**Required task:** Provide an exact copy of the data, excluding the images.

┄┄┄┄┄┄┄┄┄┄

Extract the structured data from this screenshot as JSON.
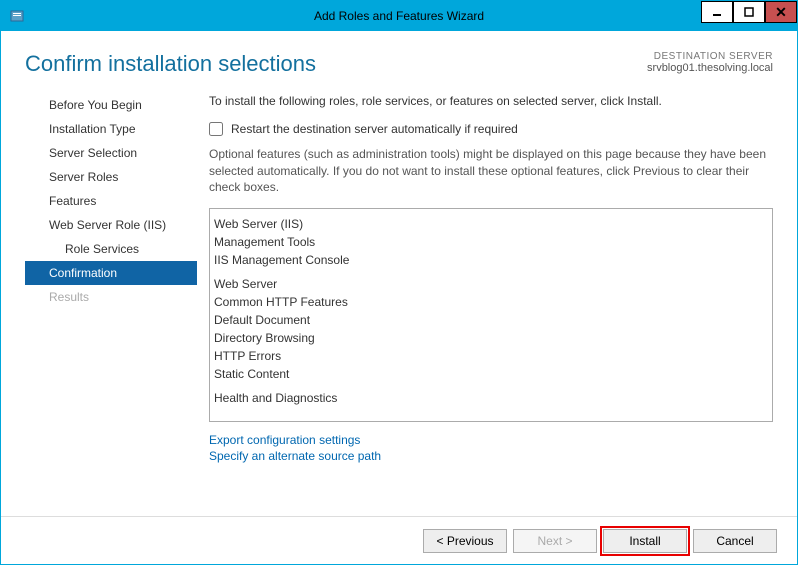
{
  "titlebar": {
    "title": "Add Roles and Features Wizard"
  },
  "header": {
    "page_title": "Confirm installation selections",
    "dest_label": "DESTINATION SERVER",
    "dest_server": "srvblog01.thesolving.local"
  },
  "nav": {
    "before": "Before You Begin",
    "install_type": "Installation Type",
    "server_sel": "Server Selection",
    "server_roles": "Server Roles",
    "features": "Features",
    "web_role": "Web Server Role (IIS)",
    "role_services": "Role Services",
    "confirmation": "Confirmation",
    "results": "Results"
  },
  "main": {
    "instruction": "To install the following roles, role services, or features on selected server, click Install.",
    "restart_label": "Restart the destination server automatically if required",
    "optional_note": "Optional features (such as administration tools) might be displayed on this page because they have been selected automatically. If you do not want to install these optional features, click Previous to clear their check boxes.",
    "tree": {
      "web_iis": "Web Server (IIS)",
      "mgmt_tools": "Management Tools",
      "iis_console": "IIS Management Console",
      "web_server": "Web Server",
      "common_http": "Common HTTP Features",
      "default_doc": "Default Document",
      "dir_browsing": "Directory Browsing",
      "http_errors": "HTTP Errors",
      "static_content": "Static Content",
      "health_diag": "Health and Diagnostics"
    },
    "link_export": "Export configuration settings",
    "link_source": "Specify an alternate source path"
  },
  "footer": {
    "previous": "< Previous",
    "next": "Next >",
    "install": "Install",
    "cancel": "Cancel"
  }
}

┄┄┄┄┄┄┄┄┄┄

**Expected answer:**
Extract the structured data from this screenshot as JSON.
{
  "titlebar": {
    "title": "Add Roles and Features Wizard"
  },
  "header": {
    "page_title": "Confirm installation selections",
    "dest_label": "DESTINATION SERVER",
    "dest_server": "srvblog01.thesolving.local"
  },
  "nav": {
    "before": "Before You Begin",
    "install_type": "Installation Type",
    "server_sel": "Server Selection",
    "server_roles": "Server Roles",
    "features": "Features",
    "web_role": "Web Server Role (IIS)",
    "role_services": "Role Services",
    "confirmation": "Confirmation",
    "results": "Results"
  },
  "main": {
    "instruction": "To install the following roles, role services, or features on selected server, click Install.",
    "restart_label": "Restart the destination server automatically if required",
    "optional_note": "Optional features (such as administration tools) might be displayed on this page because they have been selected automatically. If you do not want to install these optional features, click Previous to clear their check boxes.",
    "tree": {
      "web_iis": "Web Server (IIS)",
      "mgmt_tools": "Management Tools",
      "iis_console": "IIS Management Console",
      "web_server": "Web Server",
      "common_http": "Common HTTP Features",
      "default_doc": "Default Document",
      "dir_browsing": "Directory Browsing",
      "http_errors": "HTTP Errors",
      "static_content": "Static Content",
      "health_diag": "Health and Diagnostics"
    },
    "link_export": "Export configuration settings",
    "link_source": "Specify an alternate source path"
  },
  "footer": {
    "previous": "< Previous",
    "next": "Next >",
    "install": "Install",
    "cancel": "Cancel"
  }
}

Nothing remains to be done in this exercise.